--- Begin ---
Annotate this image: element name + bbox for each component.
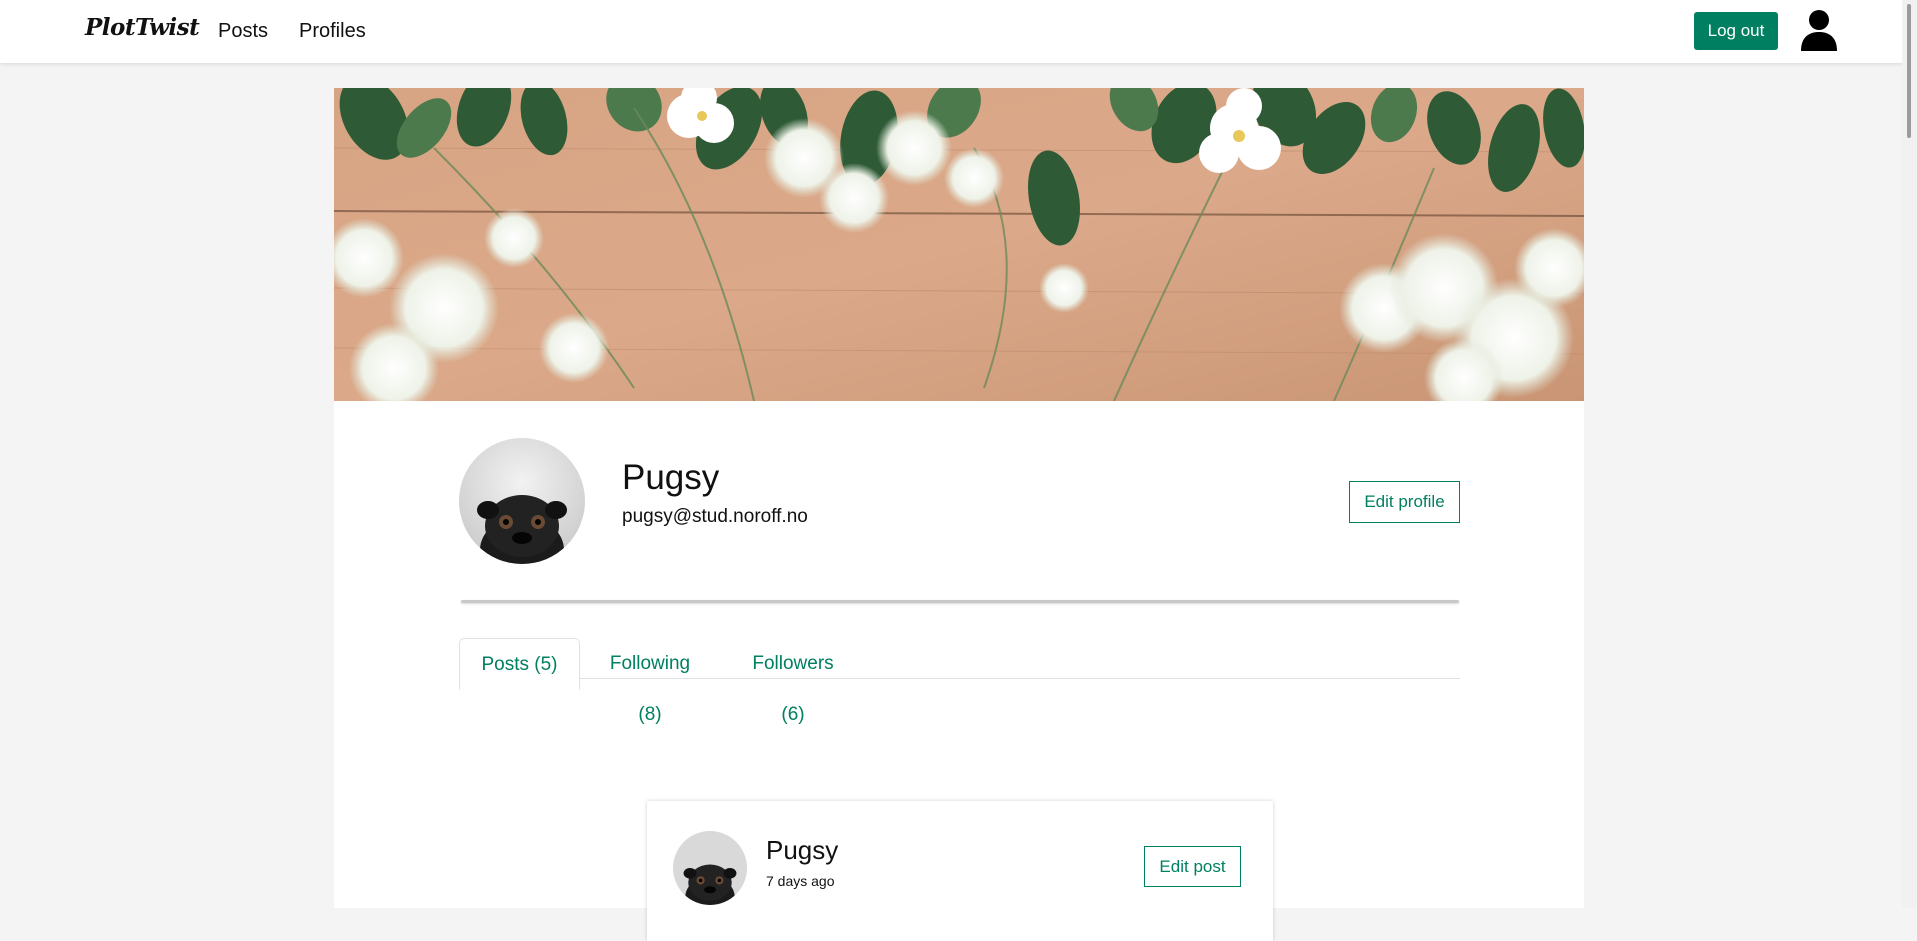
tab-followers[interactable]: Followers (6) [720,638,866,725]
tab-posts[interactable]: Posts (5) [459,638,580,690]
profile-tabs: Posts (5) Following (8) Followers (6) [459,638,1460,725]
profile-name: Pugsy [622,458,720,497]
tab-following[interactable]: Following (8) [580,638,720,725]
top-navbar: PlotTwist Posts Profiles Log out [0,0,1917,63]
profile-avatar [459,438,585,564]
profile-page: Pugsy pugsy@stud.noroff.no Edit profile … [334,88,1584,941]
profile-banner-image [334,88,1584,401]
post-author-avatar[interactable] [673,831,747,905]
user-icon[interactable] [1800,9,1838,51]
post-card: Pugsy 7 days ago Edit post [647,801,1273,941]
post-author-name[interactable]: Pugsy [766,835,838,866]
profile-email: pugsy@stud.noroff.no [622,506,808,527]
nav-link-profiles[interactable]: Profiles [299,20,366,43]
post-timestamp: 7 days ago [766,873,835,889]
edit-post-button[interactable]: Edit post [1144,846,1241,887]
scrollbar-thumb[interactable] [1907,4,1911,138]
edit-profile-button[interactable]: Edit profile [1349,481,1460,523]
logout-button[interactable]: Log out [1694,12,1778,50]
brand-logo[interactable]: PlotTwist [85,14,200,41]
page-scrollbar[interactable] [1902,0,1917,908]
profile-divider [461,600,1459,603]
nav-link-posts[interactable]: Posts [218,20,268,43]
--- End ---
◆ DO THIS ◆
Copy every row above word for word, leaving out the pictures.

◆ TASK OUTPUT ◆
Annotate this image: element name + bbox for each component.
tab-followers[interactable]: Followers (6) [720,638,866,725]
tab-posts[interactable]: Posts (5) [459,638,580,690]
profile-tabs: Posts (5) Following (8) Followers (6) [459,638,1460,725]
profile-name: Pugsy [622,458,720,497]
tab-following[interactable]: Following (8) [580,638,720,725]
top-navbar: PlotTwist Posts Profiles Log out [0,0,1917,63]
profile-avatar [459,438,585,564]
profile-page: Pugsy pugsy@stud.noroff.no Edit profile … [334,88,1584,941]
profile-banner-image [334,88,1584,401]
post-author-avatar[interactable] [673,831,747,905]
user-icon[interactable] [1800,9,1838,51]
post-card: Pugsy 7 days ago Edit post [647,801,1273,941]
post-author-name[interactable]: Pugsy [766,835,838,866]
profile-email: pugsy@stud.noroff.no [622,506,808,527]
nav-link-profiles[interactable]: Profiles [299,20,366,43]
post-timestamp: 7 days ago [766,873,835,889]
edit-post-button[interactable]: Edit post [1144,846,1241,887]
scrollbar-thumb[interactable] [1907,4,1911,138]
edit-profile-button[interactable]: Edit profile [1349,481,1460,523]
logout-button[interactable]: Log out [1694,12,1778,50]
brand-logo[interactable]: PlotTwist [85,14,200,41]
page-scrollbar[interactable] [1902,0,1917,908]
profile-divider [461,600,1459,603]
nav-link-posts[interactable]: Posts [218,20,268,43]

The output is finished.